→ WHAT NEEDS TO BE DONE
Every entry below should be copied exactly, minus the pictures.
[DATA TO USE Boundary: Start]
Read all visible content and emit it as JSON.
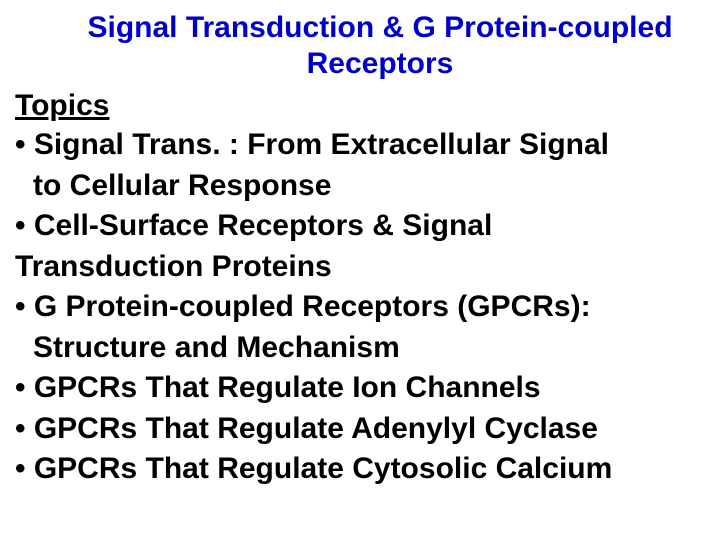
{
  "title": {
    "text": "Signal Transduction & G Protein-coupled Receptors",
    "color": "#0000cc",
    "fontsize": 30,
    "fontweight": "bold"
  },
  "topics_heading": {
    "text": "Topics",
    "color": "#000000",
    "fontsize": 30,
    "underline": true
  },
  "body_style": {
    "color": "#000000",
    "fontsize": 30,
    "fontweight": "bold",
    "bullet_char": "•"
  },
  "bullets": [
    {
      "line1": "• Signal Trans. : From Extracellular Signal",
      "line2": "to Cellular Response",
      "line2_indent": true
    },
    {
      "line1": "• Cell-Surface Receptors & Signal",
      "line2": "Transduction Proteins",
      "line2_indent": false
    },
    {
      "line1": "• G Protein-coupled Receptors (GPCRs):",
      "line2": "Structure and Mechanism",
      "line2_indent": true
    },
    {
      "line1": "• GPCRs That Regulate Ion Channels",
      "line2": "",
      "line2_indent": false
    },
    {
      "line1": "• GPCRs That Regulate Adenylyl Cyclase",
      "line2": "",
      "line2_indent": false
    },
    {
      "line1": "• GPCRs That Regulate Cytosolic Calcium",
      "line2": "",
      "line2_indent": false
    }
  ]
}
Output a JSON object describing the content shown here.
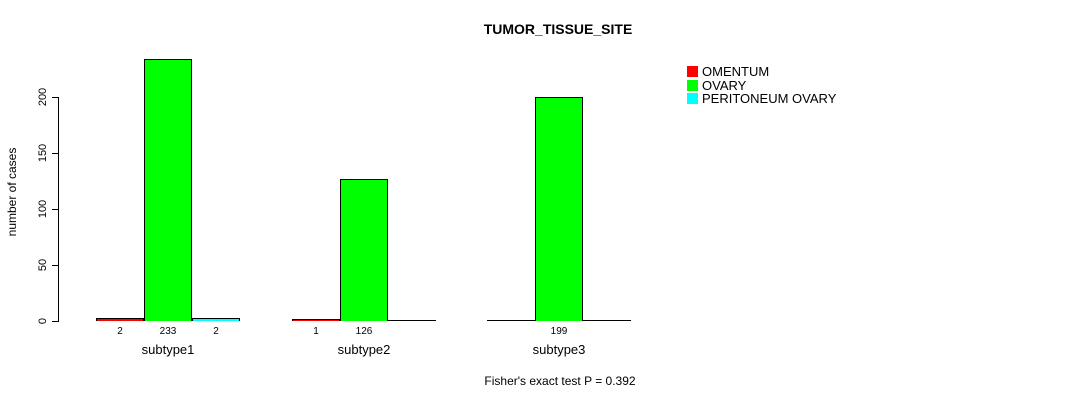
[DATA TO USE Boundary: End]
→ REPLY TO THE TASK
Read all visible content and emit it as JSON.
{
  "title": {
    "text": "Signal Transduction & G Protein-coupled Receptors",
    "color": "#0000cc",
    "fontsize": 30,
    "fontweight": "bold"
  },
  "topics_heading": {
    "text": "Topics",
    "color": "#000000",
    "fontsize": 30,
    "underline": true
  },
  "body_style": {
    "color": "#000000",
    "fontsize": 30,
    "fontweight": "bold",
    "bullet_char": "•"
  },
  "bullets": [
    {
      "line1": "• Signal Trans. : From Extracellular Signal",
      "line2": "to Cellular Response",
      "line2_indent": true
    },
    {
      "line1": "• Cell-Surface Receptors & Signal",
      "line2": "Transduction Proteins",
      "line2_indent": false
    },
    {
      "line1": "• G Protein-coupled Receptors (GPCRs):",
      "line2": "Structure and Mechanism",
      "line2_indent": true
    },
    {
      "line1": "• GPCRs That Regulate Ion Channels",
      "line2": "",
      "line2_indent": false
    },
    {
      "line1": "• GPCRs That Regulate Adenylyl Cyclase",
      "line2": "",
      "line2_indent": false
    },
    {
      "line1": "• GPCRs That Regulate Cytosolic Calcium",
      "line2": "",
      "line2_indent": false
    }
  ]
}
Output a JSON object describing the content shown here.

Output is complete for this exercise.